====== Data supplied ======

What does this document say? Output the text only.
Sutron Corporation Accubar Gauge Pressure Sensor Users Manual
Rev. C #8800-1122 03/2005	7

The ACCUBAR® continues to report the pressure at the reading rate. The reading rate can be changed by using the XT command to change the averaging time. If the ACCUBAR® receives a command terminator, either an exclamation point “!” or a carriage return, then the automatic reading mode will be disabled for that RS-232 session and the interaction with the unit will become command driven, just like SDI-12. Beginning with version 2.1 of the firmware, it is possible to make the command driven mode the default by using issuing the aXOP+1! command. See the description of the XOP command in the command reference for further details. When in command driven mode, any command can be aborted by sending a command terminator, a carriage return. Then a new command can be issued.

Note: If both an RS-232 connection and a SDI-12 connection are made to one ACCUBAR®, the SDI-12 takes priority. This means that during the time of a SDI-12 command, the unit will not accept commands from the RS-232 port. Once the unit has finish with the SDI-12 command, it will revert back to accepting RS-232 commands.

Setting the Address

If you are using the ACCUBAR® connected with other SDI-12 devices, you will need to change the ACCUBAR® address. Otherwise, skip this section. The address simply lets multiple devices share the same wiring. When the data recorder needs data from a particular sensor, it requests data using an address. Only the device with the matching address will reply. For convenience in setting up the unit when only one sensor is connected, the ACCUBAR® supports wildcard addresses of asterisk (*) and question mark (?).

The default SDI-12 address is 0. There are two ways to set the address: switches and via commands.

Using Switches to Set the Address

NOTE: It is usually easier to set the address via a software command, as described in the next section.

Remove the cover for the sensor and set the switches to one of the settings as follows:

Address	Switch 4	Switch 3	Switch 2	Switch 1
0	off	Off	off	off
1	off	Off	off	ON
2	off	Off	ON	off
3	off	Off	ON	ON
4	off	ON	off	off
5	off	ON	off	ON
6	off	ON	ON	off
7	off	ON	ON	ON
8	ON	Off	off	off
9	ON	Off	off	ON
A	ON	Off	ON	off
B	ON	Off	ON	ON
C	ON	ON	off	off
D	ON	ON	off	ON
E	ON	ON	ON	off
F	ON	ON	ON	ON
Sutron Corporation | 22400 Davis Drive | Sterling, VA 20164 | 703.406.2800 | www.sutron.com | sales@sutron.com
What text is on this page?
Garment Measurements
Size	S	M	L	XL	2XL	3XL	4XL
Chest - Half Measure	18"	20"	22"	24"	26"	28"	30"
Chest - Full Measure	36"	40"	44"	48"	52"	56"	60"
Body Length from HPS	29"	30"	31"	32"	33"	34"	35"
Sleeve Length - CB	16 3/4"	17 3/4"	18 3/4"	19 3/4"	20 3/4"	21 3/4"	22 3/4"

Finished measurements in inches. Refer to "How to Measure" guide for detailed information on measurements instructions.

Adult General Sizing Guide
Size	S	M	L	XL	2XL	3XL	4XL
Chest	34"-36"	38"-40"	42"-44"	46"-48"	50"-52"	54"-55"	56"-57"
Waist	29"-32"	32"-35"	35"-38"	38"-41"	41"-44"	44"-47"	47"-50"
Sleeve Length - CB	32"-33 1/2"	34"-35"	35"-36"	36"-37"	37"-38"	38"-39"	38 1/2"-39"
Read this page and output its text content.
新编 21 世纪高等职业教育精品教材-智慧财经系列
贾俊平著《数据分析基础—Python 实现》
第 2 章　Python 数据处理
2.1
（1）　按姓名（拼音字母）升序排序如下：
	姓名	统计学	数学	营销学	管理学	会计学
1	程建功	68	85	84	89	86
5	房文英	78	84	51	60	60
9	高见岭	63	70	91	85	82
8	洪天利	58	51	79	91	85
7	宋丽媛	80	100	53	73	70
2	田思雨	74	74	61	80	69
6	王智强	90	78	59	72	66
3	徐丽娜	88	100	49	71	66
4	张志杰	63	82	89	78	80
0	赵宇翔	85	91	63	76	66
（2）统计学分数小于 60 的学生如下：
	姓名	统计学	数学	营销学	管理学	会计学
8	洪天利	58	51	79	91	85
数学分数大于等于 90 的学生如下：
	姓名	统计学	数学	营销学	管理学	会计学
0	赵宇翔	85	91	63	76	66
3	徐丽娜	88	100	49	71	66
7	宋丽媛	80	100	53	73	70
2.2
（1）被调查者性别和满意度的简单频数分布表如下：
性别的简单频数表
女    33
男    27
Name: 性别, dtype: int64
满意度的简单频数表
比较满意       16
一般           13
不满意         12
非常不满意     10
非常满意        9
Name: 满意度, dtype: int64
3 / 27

======

:: Problem details ::
Quote only the lines from the one containing "Read this page and output its text content." through the final line of the records, with both ends included.

:: The solution ::
Read this page and output its text content.
新编 21 世纪高等职业教育精品教材-智慧财经系列
贾俊平著《数据分析基础—Python 实现》
第 2 章　Python 数据处理
2.1
（1）　按姓名（拼音字母）升序排序如下：
	姓名	统计学	数学	营销学	管理学	会计学
1	程建功	68	85	84	89	86
5	房文英	78	84	51	60	60
9	高见岭	63	70	91	85	82
8	洪天利	58	51	79	91	85
7	宋丽媛	80	100	53	73	70
2	田思雨	74	74	61	80	69
6	王智强	90	78	59	72	66
3	徐丽娜	88	100	49	71	66
4	张志杰	63	82	89	78	80
0	赵宇翔	85	91	63	76	66
（2）统计学分数小于 60 的学生如下：
	姓名	统计学	数学	营销学	管理学	会计学
8	洪天利	58	51	79	91	85
数学分数大于等于 90 的学生如下：
	姓名	统计学	数学	营销学	管理学	会计学
0	赵宇翔	85	91	63	76	66
3	徐丽娜	88	100	49	71	66
7	宋丽媛	80	100	53	73	70
2.2
（1）被调查者性别和满意度的简单频数分布表如下：
性别的简单频数表
女    33
男    27
Name: 性别, dtype: int64
满意度的简单频数表
比较满意       16
一般           13
不满意         12
非常不满意     10
非常满意        9
Name: 满意度, dtype: int64
3 / 27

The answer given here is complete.